Items listed in a dataset:

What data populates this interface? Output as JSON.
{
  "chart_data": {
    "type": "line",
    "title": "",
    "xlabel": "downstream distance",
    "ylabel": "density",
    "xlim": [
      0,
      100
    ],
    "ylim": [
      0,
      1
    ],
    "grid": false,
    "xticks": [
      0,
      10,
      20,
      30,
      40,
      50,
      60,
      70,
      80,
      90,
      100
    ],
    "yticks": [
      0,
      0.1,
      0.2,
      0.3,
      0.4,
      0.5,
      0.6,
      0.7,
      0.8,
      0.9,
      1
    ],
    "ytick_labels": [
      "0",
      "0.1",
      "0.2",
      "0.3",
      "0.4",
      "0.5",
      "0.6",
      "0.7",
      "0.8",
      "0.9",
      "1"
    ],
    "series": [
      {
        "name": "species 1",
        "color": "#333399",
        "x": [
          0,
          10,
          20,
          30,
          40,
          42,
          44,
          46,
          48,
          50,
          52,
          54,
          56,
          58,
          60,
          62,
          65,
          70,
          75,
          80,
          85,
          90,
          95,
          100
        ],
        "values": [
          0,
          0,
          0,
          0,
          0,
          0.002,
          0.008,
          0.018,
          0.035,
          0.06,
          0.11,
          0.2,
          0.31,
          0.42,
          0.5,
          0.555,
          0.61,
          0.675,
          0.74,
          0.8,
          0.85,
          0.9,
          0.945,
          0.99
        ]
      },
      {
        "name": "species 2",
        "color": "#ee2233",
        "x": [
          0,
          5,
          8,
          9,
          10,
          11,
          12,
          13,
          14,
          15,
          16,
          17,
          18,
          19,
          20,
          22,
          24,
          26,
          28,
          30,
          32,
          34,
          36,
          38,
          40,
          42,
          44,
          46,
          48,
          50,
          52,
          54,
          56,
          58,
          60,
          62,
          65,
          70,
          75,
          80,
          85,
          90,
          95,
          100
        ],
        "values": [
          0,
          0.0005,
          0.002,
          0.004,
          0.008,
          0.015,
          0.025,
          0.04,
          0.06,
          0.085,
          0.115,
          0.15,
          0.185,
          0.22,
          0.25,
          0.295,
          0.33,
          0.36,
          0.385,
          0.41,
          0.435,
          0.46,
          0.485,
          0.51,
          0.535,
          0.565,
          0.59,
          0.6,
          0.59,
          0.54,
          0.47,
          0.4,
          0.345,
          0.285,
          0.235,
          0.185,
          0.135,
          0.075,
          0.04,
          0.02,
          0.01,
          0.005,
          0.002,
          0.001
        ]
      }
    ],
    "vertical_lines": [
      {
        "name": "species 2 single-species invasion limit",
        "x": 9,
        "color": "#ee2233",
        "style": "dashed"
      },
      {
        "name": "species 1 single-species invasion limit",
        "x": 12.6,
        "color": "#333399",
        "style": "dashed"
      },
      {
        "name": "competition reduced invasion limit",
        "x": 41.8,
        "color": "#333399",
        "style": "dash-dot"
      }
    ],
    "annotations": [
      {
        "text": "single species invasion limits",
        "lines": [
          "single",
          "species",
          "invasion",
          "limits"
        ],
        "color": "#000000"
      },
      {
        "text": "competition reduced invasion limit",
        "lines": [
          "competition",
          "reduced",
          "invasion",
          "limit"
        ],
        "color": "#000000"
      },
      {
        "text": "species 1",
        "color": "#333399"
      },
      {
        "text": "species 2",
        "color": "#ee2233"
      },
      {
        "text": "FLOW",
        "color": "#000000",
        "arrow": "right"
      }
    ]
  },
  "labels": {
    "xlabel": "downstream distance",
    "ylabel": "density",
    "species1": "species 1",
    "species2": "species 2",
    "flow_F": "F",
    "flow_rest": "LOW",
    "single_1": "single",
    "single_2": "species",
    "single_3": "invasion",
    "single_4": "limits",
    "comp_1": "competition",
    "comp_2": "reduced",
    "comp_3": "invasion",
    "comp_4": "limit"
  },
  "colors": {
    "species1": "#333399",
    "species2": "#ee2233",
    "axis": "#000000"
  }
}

Work instructions —
Extract all of the data above and output it character for character.

Answer to the task —
What data populates this interface? Output as JSON.
{
  "chart_data": {
    "type": "line",
    "title": "",
    "xlabel": "downstream distance",
    "ylabel": "density",
    "xlim": [
      0,
      100
    ],
    "ylim": [
      0,
      1
    ],
    "grid": false,
    "xticks": [
      0,
      10,
      20,
      30,
      40,
      50,
      60,
      70,
      80,
      90,
      100
    ],
    "yticks": [
      0,
      0.1,
      0.2,
      0.3,
      0.4,
      0.5,
      0.6,
      0.7,
      0.8,
      0.9,
      1
    ],
    "ytick_labels": [
      "0",
      "0.1",
      "0.2",
      "0.3",
      "0.4",
      "0.5",
      "0.6",
      "0.7",
      "0.8",
      "0.9",
      "1"
    ],
    "series": [
      {
        "name": "species 1",
        "color": "#333399",
        "x": [
          0,
          10,
          20,
          30,
          40,
          42,
          44,
          46,
          48,
          50,
          52,
          54,
          56,
          58,
          60,
          62,
          65,
          70,
          75,
          80,
          85,
          90,
          95,
          100
        ],
        "values": [
          0,
          0,
          0,
          0,
          0,
          0.002,
          0.008,
          0.018,
          0.035,
          0.06,
          0.11,
          0.2,
          0.31,
          0.42,
          0.5,
          0.555,
          0.61,
          0.675,
          0.74,
          0.8,
          0.85,
          0.9,
          0.945,
          0.99
        ]
      },
      {
        "name": "species 2",
        "color": "#ee2233",
        "x": [
          0,
          5,
          8,
          9,
          10,
          11,
          12,
          13,
          14,
          15,
          16,
          17,
          18,
          19,
          20,
          22,
          24,
          26,
          28,
          30,
          32,
          34,
          36,
          38,
          40,
          42,
          44,
          46,
          48,
          50,
          52,
          54,
          56,
          58,
          60,
          62,
          65,
          70,
          75,
          80,
          85,
          90,
          95,
          100
        ],
        "values": [
          0,
          0.0005,
          0.002,
          0.004,
          0.008,
          0.015,
          0.025,
          0.04,
          0.06,
          0.085,
          0.115,
          0.15,
          0.185,
          0.22,
          0.25,
          0.295,
          0.33,
          0.36,
          0.385,
          0.41,
          0.435,
          0.46,
          0.485,
          0.51,
          0.535,
          0.565,
          0.59,
          0.6,
          0.59,
          0.54,
          0.47,
          0.4,
          0.345,
          0.285,
          0.235,
          0.185,
          0.135,
          0.075,
          0.04,
          0.02,
          0.01,
          0.005,
          0.002,
          0.001
        ]
      }
    ],
    "vertical_lines": [
      {
        "name": "species 2 single-species invasion limit",
        "x": 9,
        "color": "#ee2233",
        "style": "dashed"
      },
      {
        "name": "species 1 single-species invasion limit",
        "x": 12.6,
        "color": "#333399",
        "style": "dashed"
      },
      {
        "name": "competition reduced invasion limit",
        "x": 41.8,
        "color": "#333399",
        "style": "dash-dot"
      }
    ],
    "annotations": [
      {
        "text": "single species invasion limits",
        "lines": [
          "single",
          "species",
          "invasion",
          "limits"
        ],
        "color": "#000000"
      },
      {
        "text": "competition reduced invasion limit",
        "lines": [
          "competition",
          "reduced",
          "invasion",
          "limit"
        ],
        "color": "#000000"
      },
      {
        "text": "species 1",
        "color": "#333399"
      },
      {
        "text": "species 2",
        "color": "#ee2233"
      },
      {
        "text": "FLOW",
        "color": "#000000",
        "arrow": "right"
      }
    ]
  },
  "labels": {
    "xlabel": "downstream distance",
    "ylabel": "density",
    "species1": "species 1",
    "species2": "species 2",
    "flow_F": "F",
    "flow_rest": "LOW",
    "single_1": "single",
    "single_2": "species",
    "single_3": "invasion",
    "single_4": "limits",
    "comp_1": "competition",
    "comp_2": "reduced",
    "comp_3": "invasion",
    "comp_4": "limit"
  },
  "colors": {
    "species1": "#333399",
    "species2": "#ee2233",
    "axis": "#000000"
  }
}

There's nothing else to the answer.